> _About this exercise_: State only the count of lines in the listing below that hold "samen".

+++ Provided information +++

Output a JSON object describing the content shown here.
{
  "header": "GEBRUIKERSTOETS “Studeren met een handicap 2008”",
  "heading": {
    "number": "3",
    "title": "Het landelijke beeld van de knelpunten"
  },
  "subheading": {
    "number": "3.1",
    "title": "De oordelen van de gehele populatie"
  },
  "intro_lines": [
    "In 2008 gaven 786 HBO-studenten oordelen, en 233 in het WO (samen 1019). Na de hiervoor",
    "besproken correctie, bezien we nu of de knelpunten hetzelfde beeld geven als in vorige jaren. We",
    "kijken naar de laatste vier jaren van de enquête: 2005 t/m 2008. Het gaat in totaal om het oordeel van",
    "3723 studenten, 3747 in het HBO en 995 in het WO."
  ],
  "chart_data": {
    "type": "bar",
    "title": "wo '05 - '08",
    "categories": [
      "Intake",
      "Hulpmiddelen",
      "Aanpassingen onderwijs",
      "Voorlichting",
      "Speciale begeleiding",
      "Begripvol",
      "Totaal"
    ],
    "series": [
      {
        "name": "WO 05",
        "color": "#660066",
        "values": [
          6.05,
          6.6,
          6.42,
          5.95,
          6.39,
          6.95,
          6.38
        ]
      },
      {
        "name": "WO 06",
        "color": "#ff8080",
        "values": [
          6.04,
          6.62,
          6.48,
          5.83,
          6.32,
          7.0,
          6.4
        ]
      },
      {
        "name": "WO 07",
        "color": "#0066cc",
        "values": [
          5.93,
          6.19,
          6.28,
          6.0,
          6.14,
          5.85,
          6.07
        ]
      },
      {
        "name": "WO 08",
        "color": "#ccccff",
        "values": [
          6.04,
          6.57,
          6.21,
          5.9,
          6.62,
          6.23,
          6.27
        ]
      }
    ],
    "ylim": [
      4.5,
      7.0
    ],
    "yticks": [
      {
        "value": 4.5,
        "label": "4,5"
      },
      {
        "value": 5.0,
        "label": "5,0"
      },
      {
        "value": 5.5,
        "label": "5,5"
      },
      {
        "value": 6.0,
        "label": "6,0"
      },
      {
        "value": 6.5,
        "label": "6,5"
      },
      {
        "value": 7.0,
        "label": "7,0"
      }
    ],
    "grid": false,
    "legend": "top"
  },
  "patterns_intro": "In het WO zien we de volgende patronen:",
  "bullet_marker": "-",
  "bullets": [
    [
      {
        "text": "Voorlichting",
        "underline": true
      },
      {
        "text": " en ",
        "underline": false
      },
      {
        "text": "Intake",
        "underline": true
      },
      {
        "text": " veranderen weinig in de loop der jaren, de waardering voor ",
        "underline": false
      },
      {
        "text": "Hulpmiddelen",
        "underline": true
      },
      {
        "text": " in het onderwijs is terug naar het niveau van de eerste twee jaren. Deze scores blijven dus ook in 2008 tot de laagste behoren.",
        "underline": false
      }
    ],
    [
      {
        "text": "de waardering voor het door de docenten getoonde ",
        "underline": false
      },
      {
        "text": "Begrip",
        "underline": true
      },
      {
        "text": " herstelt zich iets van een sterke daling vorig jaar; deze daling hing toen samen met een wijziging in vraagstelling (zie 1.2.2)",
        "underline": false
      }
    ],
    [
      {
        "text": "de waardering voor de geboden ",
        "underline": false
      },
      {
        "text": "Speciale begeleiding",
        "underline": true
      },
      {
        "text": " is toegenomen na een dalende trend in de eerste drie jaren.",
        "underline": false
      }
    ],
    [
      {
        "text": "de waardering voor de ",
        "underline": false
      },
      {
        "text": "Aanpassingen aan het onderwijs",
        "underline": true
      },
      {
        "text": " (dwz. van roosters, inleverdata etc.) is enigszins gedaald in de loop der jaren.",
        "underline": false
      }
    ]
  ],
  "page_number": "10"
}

+++

> _Answer space_: 2